----- MATERIAL SUPPLIED -----

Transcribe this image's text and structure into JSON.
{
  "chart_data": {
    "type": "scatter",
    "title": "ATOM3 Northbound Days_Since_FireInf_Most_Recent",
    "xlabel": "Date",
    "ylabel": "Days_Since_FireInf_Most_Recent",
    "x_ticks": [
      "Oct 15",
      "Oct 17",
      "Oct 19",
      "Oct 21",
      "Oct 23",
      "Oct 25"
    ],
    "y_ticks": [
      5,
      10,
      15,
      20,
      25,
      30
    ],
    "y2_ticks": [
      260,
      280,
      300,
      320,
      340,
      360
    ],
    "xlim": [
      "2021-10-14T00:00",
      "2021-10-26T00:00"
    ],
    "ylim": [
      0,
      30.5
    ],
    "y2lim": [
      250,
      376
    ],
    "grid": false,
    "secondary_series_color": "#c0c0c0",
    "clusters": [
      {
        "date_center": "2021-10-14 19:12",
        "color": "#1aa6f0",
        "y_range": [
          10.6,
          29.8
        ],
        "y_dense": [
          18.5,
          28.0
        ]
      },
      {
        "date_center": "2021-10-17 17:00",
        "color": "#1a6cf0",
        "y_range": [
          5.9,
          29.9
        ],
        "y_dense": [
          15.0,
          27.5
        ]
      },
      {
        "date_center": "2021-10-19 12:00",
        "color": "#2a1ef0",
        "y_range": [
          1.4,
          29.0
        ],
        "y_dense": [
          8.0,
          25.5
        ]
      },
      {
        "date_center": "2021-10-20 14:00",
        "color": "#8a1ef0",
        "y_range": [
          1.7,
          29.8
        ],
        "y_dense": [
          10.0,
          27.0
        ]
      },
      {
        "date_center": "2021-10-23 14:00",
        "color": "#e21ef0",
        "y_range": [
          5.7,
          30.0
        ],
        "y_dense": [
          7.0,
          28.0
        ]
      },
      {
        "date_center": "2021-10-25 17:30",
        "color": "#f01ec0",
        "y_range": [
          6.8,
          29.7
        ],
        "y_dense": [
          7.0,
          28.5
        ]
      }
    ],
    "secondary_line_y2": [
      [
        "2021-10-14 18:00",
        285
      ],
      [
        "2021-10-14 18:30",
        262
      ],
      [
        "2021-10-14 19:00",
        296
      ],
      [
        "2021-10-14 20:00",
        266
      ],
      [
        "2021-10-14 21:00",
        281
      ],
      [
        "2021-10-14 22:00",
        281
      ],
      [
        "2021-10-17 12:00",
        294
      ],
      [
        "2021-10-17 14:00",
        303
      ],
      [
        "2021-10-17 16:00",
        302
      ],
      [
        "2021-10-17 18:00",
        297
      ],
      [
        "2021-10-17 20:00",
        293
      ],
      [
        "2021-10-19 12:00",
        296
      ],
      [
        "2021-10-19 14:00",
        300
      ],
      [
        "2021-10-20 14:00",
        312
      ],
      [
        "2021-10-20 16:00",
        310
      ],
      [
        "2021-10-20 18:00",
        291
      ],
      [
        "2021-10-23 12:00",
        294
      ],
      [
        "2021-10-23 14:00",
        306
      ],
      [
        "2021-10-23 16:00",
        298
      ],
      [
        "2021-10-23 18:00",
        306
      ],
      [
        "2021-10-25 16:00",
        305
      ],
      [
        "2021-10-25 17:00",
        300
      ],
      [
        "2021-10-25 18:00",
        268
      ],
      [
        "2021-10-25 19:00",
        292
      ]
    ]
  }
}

-----

Please restate the records in full, word for word.

> [RESULT FOR THIS EXERCISE]:
Transcribe this image's text and structure into JSON.
{
  "chart_data": {
    "type": "scatter",
    "title": "ATOM3 Northbound Days_Since_FireInf_Most_Recent",
    "xlabel": "Date",
    "ylabel": "Days_Since_FireInf_Most_Recent",
    "x_ticks": [
      "Oct 15",
      "Oct 17",
      "Oct 19",
      "Oct 21",
      "Oct 23",
      "Oct 25"
    ],
    "y_ticks": [
      5,
      10,
      15,
      20,
      25,
      30
    ],
    "y2_ticks": [
      260,
      280,
      300,
      320,
      340,
      360
    ],
    "xlim": [
      "2021-10-14T00:00",
      "2021-10-26T00:00"
    ],
    "ylim": [
      0,
      30.5
    ],
    "y2lim": [
      250,
      376
    ],
    "grid": false,
    "secondary_series_color": "#c0c0c0",
    "clusters": [
      {
        "date_center": "2021-10-14 19:12",
        "color": "#1aa6f0",
        "y_range": [
          10.6,
          29.8
        ],
        "y_dense": [
          18.5,
          28.0
        ]
      },
      {
        "date_center": "2021-10-17 17:00",
        "color": "#1a6cf0",
        "y_range": [
          5.9,
          29.9
        ],
        "y_dense": [
          15.0,
          27.5
        ]
      },
      {
        "date_center": "2021-10-19 12:00",
        "color": "#2a1ef0",
        "y_range": [
          1.4,
          29.0
        ],
        "y_dense": [
          8.0,
          25.5
        ]
      },
      {
        "date_center": "2021-10-20 14:00",
        "color": "#8a1ef0",
        "y_range": [
          1.7,
          29.8
        ],
        "y_dense": [
          10.0,
          27.0
        ]
      },
      {
        "date_center": "2021-10-23 14:00",
        "color": "#e21ef0",
        "y_range": [
          5.7,
          30.0
        ],
        "y_dense": [
          7.0,
          28.0
        ]
      },
      {
        "date_center": "2021-10-25 17:30",
        "color": "#f01ec0",
        "y_range": [
          6.8,
          29.7
        ],
        "y_dense": [
          7.0,
          28.5
        ]
      }
    ],
    "secondary_line_y2": [
      [
        "2021-10-14 18:00",
        285
      ],
      [
        "2021-10-14 18:30",
        262
      ],
      [
        "2021-10-14 19:00",
        296
      ],
      [
        "2021-10-14 20:00",
        266
      ],
      [
        "2021-10-14 21:00",
        281
      ],
      [
        "2021-10-14 22:00",
        281
      ],
      [
        "2021-10-17 12:00",
        294
      ],
      [
        "2021-10-17 14:00",
        303
      ],
      [
        "2021-10-17 16:00",
        302
      ],
      [
        "2021-10-17 18:00",
        297
      ],
      [
        "2021-10-17 20:00",
        293
      ],
      [
        "2021-10-19 12:00",
        296
      ],
      [
        "2021-10-19 14:00",
        300
      ],
      [
        "2021-10-20 14:00",
        312
      ],
      [
        "2021-10-20 16:00",
        310
      ],
      [
        "2021-10-20 18:00",
        291
      ],
      [
        "2021-10-23 12:00",
        294
      ],
      [
        "2021-10-23 14:00",
        306
      ],
      [
        "2021-10-23 16:00",
        298
      ],
      [
        "2021-10-23 18:00",
        306
      ],
      [
        "2021-10-25 16:00",
        305
      ],
      [
        "2021-10-25 17:00",
        300
      ],
      [
        "2021-10-25 18:00",
        268
      ],
      [
        "2021-10-25 19:00",
        292
      ]
    ]
  }
}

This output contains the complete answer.